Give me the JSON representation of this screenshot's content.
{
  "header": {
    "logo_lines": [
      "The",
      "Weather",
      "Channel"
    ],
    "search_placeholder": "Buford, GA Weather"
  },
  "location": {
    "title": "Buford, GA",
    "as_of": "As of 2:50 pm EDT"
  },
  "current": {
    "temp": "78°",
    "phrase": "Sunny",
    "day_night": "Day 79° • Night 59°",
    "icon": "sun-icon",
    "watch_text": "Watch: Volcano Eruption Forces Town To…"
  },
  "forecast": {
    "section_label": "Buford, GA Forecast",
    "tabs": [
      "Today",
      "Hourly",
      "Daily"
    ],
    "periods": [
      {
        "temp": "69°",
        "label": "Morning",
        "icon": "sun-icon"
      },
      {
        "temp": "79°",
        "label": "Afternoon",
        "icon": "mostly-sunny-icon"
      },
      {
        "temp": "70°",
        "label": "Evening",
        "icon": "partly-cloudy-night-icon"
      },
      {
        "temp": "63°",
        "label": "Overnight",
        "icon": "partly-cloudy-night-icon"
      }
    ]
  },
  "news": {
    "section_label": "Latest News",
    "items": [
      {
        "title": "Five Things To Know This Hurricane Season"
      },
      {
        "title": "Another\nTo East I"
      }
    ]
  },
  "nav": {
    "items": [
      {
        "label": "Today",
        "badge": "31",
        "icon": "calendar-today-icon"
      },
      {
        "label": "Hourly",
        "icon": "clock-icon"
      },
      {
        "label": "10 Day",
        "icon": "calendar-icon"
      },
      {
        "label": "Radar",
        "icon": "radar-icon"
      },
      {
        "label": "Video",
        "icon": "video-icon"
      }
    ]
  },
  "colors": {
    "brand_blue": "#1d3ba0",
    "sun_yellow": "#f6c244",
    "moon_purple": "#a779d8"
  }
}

————

__What you have to do__:
Return every record above exactly as it appears.

__Written response__:
Give me the JSON representation of this screenshot's content.
{
  "header": {
    "logo_lines": [
      "The",
      "Weather",
      "Channel"
    ],
    "search_placeholder": "Buford, GA Weather"
  },
  "location": {
    "title": "Buford, GA",
    "as_of": "As of 2:50 pm EDT"
  },
  "current": {
    "temp": "78°",
    "phrase": "Sunny",
    "day_night": "Day 79° • Night 59°",
    "icon": "sun-icon",
    "watch_text": "Watch: Volcano Eruption Forces Town To…"
  },
  "forecast": {
    "section_label": "Buford, GA Forecast",
    "tabs": [
      "Today",
      "Hourly",
      "Daily"
    ],
    "periods": [
      {
        "temp": "69°",
        "label": "Morning",
        "icon": "sun-icon"
      },
      {
        "temp": "79°",
        "label": "Afternoon",
        "icon": "mostly-sunny-icon"
      },
      {
        "temp": "70°",
        "label": "Evening",
        "icon": "partly-cloudy-night-icon"
      },
      {
        "temp": "63°",
        "label": "Overnight",
        "icon": "partly-cloudy-night-icon"
      }
    ]
  },
  "news": {
    "section_label": "Latest News",
    "items": [
      {
        "title": "Five Things To Know This Hurricane Season"
      },
      {
        "title": "Another\nTo East I"
      }
    ]
  },
  "nav": {
    "items": [
      {
        "label": "Today",
        "badge": "31",
        "icon": "calendar-today-icon"
      },
      {
        "label": "Hourly",
        "icon": "clock-icon"
      },
      {
        "label": "10 Day",
        "icon": "calendar-icon"
      },
      {
        "label": "Radar",
        "icon": "radar-icon"
      },
      {
        "label": "Video",
        "icon": "video-icon"
      }
    ]
  },
  "colors": {
    "brand_blue": "#1d3ba0",
    "sun_yellow": "#f6c244",
    "moon_purple": "#a779d8"
  }
}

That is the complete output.